**Stated task**
Only lines holding the word "name" should be copied from the material.

**Source records**
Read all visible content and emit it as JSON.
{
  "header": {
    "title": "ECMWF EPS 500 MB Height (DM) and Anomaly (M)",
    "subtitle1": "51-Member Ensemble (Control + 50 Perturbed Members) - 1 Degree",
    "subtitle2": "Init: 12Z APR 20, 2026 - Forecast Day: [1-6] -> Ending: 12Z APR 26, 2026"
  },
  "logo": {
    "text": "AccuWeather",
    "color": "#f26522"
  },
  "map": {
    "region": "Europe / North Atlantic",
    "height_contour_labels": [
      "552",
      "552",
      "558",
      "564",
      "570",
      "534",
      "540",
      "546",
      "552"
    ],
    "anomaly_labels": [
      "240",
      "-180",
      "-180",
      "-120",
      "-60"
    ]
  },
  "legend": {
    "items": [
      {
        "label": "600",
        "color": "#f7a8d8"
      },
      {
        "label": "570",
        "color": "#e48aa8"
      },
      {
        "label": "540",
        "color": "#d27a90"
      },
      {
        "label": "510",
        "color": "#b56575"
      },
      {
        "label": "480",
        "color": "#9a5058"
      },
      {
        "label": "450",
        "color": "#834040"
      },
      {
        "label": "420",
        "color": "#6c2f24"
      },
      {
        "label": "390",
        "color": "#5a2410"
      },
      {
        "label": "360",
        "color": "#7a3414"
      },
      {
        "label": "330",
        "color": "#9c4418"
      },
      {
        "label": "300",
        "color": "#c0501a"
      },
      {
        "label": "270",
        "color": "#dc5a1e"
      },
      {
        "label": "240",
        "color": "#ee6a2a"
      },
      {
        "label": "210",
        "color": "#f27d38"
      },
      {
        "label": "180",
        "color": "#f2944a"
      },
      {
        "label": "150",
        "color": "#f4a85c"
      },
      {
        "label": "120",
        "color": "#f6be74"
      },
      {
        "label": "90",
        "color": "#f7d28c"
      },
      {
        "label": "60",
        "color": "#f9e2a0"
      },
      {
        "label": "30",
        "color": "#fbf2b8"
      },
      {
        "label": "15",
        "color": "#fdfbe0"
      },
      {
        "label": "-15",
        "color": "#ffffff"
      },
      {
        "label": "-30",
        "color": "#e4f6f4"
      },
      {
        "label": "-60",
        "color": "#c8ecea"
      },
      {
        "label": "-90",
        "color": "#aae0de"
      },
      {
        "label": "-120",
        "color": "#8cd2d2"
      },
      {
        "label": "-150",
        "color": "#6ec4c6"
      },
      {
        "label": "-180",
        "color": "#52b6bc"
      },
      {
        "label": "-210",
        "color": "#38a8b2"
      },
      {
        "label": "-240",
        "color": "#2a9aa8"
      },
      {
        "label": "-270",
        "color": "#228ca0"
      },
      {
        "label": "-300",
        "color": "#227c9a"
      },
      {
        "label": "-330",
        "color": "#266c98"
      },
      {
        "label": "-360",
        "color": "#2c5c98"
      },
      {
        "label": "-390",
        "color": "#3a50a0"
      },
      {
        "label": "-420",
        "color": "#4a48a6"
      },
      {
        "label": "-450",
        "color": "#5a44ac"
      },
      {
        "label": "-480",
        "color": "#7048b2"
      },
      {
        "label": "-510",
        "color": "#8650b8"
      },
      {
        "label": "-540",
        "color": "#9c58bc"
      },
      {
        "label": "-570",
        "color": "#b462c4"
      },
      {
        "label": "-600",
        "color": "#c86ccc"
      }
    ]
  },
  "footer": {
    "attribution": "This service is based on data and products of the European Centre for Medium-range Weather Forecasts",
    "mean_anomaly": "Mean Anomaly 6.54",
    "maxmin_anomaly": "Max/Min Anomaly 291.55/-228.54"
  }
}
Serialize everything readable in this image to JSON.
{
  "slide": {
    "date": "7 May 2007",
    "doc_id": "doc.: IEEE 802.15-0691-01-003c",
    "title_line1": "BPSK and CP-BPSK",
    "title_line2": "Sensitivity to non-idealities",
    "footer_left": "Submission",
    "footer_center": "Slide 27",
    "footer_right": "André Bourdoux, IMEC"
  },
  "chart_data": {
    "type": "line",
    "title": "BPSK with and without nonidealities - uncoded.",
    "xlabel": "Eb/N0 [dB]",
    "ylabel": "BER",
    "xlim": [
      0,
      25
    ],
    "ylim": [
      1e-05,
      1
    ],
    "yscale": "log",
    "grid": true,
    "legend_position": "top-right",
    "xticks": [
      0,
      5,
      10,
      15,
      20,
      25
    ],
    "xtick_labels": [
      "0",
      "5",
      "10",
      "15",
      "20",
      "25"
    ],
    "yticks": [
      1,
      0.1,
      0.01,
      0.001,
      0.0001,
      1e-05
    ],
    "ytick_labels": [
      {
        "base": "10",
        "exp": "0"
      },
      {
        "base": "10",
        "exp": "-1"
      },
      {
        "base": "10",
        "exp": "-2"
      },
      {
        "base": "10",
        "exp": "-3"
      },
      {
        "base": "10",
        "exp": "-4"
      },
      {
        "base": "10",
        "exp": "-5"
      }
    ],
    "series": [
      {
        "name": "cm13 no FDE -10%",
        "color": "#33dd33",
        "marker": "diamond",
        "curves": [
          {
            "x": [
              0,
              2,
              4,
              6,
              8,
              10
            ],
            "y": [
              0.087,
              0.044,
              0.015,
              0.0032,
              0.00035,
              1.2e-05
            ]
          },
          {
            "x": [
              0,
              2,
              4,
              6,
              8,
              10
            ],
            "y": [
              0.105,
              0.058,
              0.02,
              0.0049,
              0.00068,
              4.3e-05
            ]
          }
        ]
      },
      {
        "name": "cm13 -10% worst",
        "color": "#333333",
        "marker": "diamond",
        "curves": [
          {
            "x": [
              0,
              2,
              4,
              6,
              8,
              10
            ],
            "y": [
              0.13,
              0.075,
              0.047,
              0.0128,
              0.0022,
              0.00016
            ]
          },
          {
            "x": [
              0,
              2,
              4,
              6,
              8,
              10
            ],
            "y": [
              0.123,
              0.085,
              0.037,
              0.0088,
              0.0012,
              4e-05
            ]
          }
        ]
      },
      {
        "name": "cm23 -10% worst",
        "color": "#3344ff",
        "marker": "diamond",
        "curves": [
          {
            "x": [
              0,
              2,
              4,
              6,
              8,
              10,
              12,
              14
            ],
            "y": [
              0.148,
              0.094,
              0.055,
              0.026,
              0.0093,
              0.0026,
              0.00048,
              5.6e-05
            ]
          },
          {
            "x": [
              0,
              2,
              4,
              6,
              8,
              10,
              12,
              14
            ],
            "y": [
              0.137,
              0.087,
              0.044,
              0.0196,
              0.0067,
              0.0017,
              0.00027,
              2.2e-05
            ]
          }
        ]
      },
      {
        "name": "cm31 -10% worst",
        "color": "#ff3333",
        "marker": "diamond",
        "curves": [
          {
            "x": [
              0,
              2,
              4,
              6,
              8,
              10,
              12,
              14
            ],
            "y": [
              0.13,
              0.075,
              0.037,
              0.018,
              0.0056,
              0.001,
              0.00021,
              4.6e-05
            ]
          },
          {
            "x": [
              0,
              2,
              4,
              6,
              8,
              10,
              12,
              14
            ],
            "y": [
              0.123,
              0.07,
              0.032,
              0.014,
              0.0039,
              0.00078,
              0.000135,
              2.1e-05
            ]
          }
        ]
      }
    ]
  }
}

**Output below**
        "name": "cm13 no FDE -10%",
        "name": "cm13 -10% worst",
        "name": "cm23 -10% worst",
        "name": "cm31 -10% worst",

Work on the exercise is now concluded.